- Set exercise -
Go through the listing and return every line with "each" in it.

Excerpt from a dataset
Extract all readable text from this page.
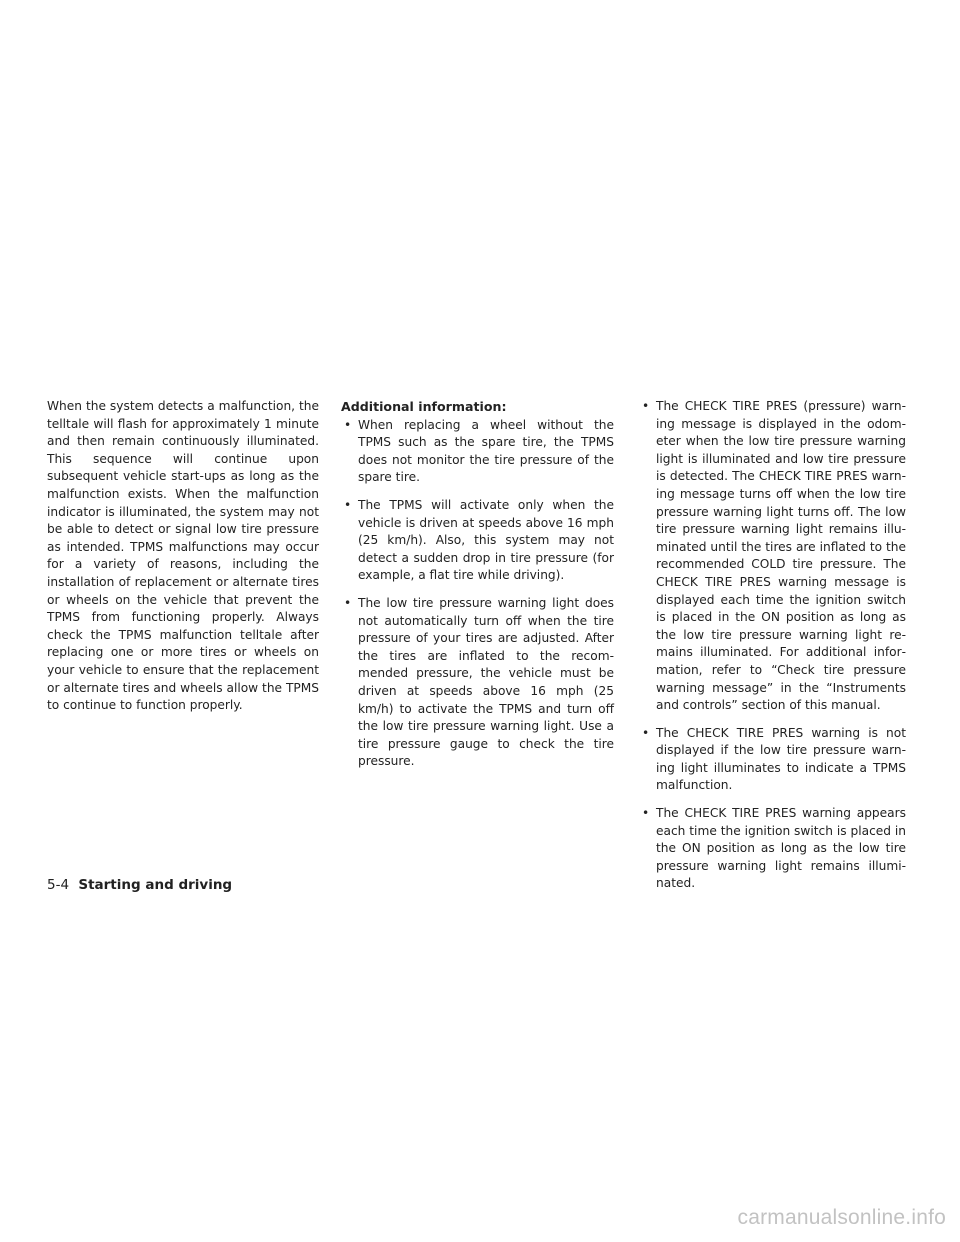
When the system detects a malfunction, the telltale will flash for approximately 1 minute and then remain continuously illuminated. This sequence will continue upon subsequent vehicle start-ups as long as the malfunction exists. When the malfunction indicator is illuminated, the system may not be able to detect or signal low tire pressure as intended. TPMS malfunctions may occur for a variety of reasons, including the installation of replacement or alternate tires or wheels on the vehicle that prevent the TPMS from functioning properly. Always check the TPMS malfunction telltale after replacing one or more tires or wheels on your vehicle to ensure that the replacement or alternate tires and wheels allow the TPMS to continue to function properly.

Additional information:
• When replacing a wheel without the TPMS such as the spare tire, the TPMS does not monitor the tire pressure of the spare tire.
• The TPMS will activate only when the vehicle is driven at speeds above 16 mph (25 km/h). Also, this system may not detect a sudden drop in tire pressure (for example, a flat tire while driving).
• The low tire pressure warning light does not automatically turn off when the tire pressure of your tires are adjusted. After the tires are inflated to the recommended pressure, the vehicle must be driven at speeds above 16 mph (25 km/h) to activate the TPMS and turn off the low tire pressure warning light. Use a tire pressure gauge to check the tire pressure.
• The CHECK TIRE PRES (pressure) warning message is displayed in the odometer when the low tire pressure warning light is illuminated and low tire pressure is detected. The CHECK TIRE PRES warning message turns off when the low tire pressure warning light turns off. The low tire pressure warning light remains illuminated until the tires are inflated to the recommended COLD tire pressure. The CHECK TIRE PRES warning message is displayed each time the ignition switch is placed in the ON position as long as the low tire pressure warning light remains illuminated. For additional information, refer to “Check tire pressure warning message” in the “Instruments and controls” section of this manual.
• The CHECK TIRE PRES warning is not displayed if the low tire pressure warning light illuminates to indicate a TPMS malfunction.
• The CHECK TIRE PRES warning appears each time the ignition switch is placed in the ON position as long as the low tire pressure warning light remains illuminated.
5-4 Starting and driving
carmanualsonline.info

- The solution -
• The CHECK TIRE PRES (pressure) warning message is displayed in the odometer when the low tire pressure warning light is illuminated and low tire pressure is detected. The CHECK TIRE PRES warning message turns off when the low tire pressure warning light turns off. The low tire pressure warning light remains illuminated until the tires are inflated to the recommended COLD tire pressure. The CHECK TIRE PRES warning message is displayed each time the ignition switch is placed in the ON position as long as the low tire pressure warning light remains illuminated. For additional information, refer to “Check tire pressure warning message” in the “Instruments and controls” section of this manual.
• The CHECK TIRE PRES warning appears each time the ignition switch is placed in the ON position as long as the low tire pressure warning light remains illuminated.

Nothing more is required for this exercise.